--- START OF EXERCISE INPUTS ---

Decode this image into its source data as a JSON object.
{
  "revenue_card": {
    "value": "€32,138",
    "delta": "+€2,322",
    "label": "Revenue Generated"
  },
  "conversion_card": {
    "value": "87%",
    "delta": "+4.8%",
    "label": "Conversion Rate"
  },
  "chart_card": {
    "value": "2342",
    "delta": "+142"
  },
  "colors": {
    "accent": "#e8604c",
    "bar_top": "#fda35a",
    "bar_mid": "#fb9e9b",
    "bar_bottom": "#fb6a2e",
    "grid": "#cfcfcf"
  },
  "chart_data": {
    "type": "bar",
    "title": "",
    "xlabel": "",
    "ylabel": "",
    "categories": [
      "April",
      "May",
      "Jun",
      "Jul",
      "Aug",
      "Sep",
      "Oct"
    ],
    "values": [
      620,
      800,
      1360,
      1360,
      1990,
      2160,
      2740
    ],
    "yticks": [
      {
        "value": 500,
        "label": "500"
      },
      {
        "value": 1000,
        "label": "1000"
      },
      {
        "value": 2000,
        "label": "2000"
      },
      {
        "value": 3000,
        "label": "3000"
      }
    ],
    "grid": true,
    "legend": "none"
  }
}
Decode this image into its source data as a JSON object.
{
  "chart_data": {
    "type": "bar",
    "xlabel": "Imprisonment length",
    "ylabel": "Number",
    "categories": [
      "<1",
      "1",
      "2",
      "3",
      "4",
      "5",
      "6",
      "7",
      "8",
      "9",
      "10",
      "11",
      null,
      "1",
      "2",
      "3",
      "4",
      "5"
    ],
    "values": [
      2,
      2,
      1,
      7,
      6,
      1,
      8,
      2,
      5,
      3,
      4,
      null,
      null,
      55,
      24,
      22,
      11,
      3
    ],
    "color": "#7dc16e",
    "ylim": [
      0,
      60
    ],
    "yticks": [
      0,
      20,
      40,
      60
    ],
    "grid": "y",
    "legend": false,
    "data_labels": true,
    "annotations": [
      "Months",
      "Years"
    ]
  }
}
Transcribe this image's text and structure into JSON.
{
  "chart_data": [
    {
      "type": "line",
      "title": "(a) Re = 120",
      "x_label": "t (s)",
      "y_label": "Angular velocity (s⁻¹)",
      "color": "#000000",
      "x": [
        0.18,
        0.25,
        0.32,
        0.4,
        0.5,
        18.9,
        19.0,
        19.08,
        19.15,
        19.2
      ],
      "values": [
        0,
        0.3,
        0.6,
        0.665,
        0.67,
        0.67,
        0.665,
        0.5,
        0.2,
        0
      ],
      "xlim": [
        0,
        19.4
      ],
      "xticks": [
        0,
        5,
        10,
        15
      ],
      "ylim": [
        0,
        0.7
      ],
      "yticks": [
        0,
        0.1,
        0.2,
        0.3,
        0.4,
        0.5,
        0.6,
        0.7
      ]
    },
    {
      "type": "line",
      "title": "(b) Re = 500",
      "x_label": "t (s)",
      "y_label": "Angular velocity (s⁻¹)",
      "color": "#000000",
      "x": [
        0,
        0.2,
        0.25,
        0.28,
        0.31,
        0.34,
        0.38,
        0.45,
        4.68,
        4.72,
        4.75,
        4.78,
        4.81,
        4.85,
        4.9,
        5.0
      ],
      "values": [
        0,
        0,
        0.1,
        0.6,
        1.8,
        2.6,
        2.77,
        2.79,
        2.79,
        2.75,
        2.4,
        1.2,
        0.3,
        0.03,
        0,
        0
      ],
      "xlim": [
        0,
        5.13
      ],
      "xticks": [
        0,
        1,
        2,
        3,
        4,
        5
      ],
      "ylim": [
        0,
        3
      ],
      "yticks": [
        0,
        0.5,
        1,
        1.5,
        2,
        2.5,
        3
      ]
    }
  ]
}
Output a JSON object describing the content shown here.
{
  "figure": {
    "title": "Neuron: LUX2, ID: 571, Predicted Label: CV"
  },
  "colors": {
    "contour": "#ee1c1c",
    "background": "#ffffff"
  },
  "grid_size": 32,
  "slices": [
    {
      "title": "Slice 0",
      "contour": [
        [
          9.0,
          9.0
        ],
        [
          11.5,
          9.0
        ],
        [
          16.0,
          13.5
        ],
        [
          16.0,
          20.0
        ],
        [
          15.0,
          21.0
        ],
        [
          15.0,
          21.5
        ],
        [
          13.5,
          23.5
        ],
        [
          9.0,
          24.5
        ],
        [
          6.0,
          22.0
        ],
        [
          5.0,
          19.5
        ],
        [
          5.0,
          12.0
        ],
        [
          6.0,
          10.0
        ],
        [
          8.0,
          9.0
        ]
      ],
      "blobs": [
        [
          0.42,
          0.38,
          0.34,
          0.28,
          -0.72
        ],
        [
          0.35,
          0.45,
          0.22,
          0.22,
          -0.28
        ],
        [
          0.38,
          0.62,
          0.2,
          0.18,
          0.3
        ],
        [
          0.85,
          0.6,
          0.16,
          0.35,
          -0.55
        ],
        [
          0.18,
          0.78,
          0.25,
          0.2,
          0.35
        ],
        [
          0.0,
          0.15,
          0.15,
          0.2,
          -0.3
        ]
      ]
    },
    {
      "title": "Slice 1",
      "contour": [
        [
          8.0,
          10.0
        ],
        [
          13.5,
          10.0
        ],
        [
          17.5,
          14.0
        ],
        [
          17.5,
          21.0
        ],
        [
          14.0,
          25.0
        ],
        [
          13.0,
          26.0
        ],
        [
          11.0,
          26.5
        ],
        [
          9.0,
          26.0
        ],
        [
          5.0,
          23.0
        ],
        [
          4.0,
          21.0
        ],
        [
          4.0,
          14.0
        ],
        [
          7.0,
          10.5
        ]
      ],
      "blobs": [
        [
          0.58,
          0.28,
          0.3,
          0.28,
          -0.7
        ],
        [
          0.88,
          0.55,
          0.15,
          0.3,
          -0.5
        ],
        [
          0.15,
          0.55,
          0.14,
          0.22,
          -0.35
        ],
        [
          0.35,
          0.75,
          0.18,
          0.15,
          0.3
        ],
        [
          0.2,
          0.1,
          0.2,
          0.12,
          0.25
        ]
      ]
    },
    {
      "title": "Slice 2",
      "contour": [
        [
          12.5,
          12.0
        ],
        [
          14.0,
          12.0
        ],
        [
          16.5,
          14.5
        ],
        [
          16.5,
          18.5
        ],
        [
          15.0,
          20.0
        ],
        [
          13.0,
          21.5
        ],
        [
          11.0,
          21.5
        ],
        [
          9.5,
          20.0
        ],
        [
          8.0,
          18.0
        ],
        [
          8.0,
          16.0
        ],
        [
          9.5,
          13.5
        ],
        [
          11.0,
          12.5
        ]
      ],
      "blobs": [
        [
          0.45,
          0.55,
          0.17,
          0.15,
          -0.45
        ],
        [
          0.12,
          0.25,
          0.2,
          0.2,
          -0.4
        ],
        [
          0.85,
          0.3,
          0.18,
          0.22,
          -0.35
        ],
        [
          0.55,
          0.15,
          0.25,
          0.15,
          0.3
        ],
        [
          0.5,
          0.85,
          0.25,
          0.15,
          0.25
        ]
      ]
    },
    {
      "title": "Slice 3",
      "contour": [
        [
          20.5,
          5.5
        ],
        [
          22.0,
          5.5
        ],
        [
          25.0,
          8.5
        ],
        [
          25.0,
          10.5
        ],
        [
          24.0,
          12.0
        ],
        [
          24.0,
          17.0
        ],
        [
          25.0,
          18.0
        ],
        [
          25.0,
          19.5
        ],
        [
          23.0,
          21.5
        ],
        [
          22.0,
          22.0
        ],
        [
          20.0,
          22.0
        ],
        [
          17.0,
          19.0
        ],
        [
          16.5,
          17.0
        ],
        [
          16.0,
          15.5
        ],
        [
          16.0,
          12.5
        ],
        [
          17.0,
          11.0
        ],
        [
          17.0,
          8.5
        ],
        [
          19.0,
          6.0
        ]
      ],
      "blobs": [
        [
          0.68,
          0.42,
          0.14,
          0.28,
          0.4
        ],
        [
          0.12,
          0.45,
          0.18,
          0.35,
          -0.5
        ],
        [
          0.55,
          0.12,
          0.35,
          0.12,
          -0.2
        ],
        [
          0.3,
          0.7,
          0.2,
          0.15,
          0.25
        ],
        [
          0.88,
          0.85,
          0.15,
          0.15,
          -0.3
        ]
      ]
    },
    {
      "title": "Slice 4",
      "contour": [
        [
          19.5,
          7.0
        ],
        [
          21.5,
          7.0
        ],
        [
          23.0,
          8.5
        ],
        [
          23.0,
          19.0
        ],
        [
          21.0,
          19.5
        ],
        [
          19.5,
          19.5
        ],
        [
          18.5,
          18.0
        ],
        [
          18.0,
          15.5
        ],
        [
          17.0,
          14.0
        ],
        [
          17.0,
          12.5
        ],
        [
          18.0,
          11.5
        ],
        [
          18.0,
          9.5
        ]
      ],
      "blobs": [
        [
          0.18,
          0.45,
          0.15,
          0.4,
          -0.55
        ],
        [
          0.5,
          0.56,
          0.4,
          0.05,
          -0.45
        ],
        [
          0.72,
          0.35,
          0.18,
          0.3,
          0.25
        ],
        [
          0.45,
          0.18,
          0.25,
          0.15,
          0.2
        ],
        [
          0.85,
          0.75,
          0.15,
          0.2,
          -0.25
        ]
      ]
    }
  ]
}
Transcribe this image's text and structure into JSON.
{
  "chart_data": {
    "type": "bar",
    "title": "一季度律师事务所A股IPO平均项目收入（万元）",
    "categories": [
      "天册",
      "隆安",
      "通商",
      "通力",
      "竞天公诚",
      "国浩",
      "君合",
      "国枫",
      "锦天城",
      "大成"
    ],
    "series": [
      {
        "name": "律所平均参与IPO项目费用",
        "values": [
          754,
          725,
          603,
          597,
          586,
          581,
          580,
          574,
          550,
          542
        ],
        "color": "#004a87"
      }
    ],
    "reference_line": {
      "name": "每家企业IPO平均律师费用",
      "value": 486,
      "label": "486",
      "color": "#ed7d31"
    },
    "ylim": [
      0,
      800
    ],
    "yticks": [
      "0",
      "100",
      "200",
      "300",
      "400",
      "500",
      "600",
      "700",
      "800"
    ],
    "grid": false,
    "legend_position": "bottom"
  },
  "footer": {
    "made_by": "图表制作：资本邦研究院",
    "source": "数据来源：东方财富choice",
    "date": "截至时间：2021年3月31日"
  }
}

--- END OF EXERCISE INPUTS ---

### WHAT THE TASK ASKS
Look through the entries and find each line that has the string "name". Copy those lines.

### EXERCISE OUTPUT
        "name": "律所平均参与IPO项目费用",
      "name": "每家企业IPO平均律师费用",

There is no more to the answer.